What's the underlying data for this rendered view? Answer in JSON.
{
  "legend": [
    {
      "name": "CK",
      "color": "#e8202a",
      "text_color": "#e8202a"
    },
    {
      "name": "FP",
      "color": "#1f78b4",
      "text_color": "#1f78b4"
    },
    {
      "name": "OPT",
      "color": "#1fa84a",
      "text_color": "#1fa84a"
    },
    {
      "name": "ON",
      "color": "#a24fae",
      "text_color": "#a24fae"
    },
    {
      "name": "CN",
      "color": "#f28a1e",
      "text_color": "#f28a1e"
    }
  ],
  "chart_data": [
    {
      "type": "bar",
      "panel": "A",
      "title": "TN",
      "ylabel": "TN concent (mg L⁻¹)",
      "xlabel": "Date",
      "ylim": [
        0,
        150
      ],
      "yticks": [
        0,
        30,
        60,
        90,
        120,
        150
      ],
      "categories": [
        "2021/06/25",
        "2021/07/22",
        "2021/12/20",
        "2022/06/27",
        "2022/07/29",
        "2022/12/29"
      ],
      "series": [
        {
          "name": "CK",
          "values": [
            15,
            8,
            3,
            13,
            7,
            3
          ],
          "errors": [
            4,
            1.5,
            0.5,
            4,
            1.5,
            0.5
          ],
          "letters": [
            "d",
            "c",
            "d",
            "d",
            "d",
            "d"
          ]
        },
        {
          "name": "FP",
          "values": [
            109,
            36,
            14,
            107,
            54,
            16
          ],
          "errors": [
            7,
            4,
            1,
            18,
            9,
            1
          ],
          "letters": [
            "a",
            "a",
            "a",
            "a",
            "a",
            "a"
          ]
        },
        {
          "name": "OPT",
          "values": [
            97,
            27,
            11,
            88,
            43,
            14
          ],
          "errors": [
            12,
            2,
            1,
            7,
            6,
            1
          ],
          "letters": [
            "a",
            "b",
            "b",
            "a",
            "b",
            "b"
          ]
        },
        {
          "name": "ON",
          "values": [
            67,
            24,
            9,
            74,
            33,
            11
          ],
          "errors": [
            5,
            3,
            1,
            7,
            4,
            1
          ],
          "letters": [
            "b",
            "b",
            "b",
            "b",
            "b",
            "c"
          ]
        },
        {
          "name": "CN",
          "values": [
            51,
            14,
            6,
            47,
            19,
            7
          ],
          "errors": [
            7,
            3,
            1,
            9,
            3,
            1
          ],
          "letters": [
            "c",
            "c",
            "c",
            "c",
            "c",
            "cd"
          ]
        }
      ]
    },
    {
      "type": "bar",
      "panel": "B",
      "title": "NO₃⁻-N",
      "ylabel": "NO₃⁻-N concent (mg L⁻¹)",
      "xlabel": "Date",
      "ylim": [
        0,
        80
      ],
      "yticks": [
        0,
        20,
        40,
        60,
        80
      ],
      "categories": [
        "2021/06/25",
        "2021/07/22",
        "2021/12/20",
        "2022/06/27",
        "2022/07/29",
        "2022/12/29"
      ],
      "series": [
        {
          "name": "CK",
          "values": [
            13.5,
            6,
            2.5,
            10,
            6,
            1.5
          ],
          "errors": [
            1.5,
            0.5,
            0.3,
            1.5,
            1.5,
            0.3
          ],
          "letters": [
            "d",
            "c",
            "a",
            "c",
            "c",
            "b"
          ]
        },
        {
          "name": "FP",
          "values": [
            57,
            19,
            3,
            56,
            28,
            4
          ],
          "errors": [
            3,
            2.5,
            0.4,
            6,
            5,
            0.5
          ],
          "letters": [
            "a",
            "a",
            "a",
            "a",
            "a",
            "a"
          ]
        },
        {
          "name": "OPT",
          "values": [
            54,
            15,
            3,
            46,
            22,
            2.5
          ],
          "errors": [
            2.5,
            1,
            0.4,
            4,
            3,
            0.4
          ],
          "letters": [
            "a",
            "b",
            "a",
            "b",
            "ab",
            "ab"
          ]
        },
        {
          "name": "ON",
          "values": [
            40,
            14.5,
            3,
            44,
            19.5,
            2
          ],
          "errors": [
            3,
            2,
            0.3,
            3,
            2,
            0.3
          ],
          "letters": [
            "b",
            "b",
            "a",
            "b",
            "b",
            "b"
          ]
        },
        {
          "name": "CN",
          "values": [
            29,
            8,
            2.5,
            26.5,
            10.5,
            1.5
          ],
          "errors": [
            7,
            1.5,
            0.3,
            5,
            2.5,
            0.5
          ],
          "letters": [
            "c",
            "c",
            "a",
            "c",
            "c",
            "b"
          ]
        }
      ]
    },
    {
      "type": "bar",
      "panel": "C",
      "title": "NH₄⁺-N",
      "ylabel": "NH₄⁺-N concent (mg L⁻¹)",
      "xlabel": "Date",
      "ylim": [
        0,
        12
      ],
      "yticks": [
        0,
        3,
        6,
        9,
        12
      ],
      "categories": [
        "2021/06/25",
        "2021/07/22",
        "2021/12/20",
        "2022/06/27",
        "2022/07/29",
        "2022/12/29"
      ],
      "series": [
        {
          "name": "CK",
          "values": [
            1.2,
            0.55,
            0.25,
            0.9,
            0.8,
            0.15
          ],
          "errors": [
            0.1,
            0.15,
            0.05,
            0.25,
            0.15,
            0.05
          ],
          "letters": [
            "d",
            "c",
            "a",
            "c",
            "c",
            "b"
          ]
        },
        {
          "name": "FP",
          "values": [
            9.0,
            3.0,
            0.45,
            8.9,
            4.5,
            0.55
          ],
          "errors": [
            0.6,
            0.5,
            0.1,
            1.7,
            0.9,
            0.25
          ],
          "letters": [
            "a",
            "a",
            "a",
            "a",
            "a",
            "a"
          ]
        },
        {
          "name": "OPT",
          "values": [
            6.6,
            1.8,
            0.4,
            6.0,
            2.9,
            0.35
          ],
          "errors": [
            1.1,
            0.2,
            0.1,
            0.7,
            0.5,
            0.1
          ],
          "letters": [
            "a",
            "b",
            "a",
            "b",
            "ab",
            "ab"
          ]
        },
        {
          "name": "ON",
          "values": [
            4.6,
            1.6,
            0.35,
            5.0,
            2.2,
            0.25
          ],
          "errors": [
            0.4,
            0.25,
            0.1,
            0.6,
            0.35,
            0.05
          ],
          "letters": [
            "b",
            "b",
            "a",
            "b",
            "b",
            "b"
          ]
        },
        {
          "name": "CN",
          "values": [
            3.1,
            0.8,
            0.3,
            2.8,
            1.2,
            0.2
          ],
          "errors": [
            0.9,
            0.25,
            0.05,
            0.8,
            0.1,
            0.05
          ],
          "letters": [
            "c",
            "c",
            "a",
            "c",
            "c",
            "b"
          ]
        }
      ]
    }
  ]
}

^^^^

▶ _Job_
Tally the lines of the records holding the word "ylabel", then state only the tally.

▶ _Answer to the task_
3